◆ **Exercise goal**: Begin at the line that contains "Give me the" and repeat every line from there to the end of the records below, inclusive, without adding any other line.

= = =

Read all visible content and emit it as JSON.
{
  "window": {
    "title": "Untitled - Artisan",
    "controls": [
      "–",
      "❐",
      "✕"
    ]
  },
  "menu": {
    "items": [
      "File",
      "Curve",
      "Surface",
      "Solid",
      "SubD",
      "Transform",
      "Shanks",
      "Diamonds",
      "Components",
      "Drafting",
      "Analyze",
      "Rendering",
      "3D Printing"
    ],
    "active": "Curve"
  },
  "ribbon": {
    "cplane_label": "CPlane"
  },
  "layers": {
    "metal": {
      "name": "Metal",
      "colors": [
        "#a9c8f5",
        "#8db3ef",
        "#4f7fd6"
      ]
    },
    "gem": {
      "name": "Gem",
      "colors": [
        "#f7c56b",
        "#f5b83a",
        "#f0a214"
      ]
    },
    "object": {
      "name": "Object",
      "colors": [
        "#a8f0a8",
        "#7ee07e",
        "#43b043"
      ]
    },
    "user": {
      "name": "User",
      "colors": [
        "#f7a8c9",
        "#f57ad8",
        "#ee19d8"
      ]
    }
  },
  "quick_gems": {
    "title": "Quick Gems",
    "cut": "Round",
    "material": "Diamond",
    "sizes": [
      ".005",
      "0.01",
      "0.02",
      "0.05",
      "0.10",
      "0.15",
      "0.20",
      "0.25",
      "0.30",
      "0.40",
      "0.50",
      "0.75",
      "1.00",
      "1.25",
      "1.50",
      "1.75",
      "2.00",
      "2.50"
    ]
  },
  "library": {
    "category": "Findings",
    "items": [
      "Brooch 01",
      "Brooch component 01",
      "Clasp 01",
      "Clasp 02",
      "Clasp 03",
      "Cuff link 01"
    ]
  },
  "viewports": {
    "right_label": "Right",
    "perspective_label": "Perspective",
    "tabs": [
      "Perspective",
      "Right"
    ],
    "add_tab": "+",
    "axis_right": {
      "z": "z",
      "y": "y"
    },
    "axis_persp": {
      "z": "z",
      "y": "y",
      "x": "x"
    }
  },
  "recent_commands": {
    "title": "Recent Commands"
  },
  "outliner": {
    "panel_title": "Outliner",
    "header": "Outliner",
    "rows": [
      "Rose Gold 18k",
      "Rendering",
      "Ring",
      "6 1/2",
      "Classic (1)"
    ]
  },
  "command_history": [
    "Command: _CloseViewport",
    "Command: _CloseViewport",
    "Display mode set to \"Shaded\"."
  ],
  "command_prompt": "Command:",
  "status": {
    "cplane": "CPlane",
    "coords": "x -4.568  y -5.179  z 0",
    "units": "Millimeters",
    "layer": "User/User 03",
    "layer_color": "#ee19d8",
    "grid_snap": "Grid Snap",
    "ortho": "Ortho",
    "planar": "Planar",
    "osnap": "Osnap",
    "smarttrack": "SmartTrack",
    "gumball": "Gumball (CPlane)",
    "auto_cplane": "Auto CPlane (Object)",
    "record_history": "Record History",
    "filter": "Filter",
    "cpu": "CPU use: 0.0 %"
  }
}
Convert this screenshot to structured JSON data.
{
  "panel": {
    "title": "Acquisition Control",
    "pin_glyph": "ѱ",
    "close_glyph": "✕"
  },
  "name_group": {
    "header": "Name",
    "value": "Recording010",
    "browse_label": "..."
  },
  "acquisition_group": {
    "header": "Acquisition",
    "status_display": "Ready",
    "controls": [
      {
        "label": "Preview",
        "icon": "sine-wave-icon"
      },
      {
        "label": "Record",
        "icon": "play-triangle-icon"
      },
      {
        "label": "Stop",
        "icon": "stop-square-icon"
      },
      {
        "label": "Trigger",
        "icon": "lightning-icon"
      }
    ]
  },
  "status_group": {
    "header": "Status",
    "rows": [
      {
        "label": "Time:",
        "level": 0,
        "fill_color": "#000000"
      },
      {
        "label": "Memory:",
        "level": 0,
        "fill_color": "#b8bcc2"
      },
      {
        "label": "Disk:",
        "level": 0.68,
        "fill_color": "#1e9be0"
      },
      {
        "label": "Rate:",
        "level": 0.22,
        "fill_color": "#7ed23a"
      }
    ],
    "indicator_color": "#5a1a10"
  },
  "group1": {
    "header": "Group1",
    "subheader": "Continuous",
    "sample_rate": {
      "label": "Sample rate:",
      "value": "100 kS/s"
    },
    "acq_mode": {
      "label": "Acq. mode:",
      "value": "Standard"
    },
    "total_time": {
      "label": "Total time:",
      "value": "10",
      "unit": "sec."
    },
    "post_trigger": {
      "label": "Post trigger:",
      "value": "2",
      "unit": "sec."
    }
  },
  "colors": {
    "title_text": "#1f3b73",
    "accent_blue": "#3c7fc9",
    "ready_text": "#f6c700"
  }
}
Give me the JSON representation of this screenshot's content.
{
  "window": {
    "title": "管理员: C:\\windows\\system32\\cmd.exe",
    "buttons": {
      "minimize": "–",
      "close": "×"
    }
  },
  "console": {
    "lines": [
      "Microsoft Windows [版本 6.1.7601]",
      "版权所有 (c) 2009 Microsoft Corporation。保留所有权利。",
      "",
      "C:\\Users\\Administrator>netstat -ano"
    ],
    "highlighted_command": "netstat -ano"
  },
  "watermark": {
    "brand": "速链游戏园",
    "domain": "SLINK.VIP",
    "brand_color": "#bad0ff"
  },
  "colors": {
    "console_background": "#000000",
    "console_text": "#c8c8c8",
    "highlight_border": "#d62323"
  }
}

= = =

◆ **Full answer**:
Give me the JSON representation of this screenshot's content.
{
  "window": {
    "title": "管理员: C:\\windows\\system32\\cmd.exe",
    "buttons": {
      "minimize": "–",
      "close": "×"
    }
  },
  "console": {
    "lines": [
      "Microsoft Windows [版本 6.1.7601]",
      "版权所有 (c) 2009 Microsoft Corporation。保留所有权利。",
      "",
      "C:\\Users\\Administrator>netstat -ano"
    ],
    "highlighted_command": "netstat -ano"
  },
  "watermark": {
    "brand": "速链游戏园",
    "domain": "SLINK.VIP",
    "brand_color": "#bad0ff"
  },
  "colors": {
    "console_background": "#000000",
    "console_text": "#c8c8c8",
    "highlight_border": "#d62323"
  }
}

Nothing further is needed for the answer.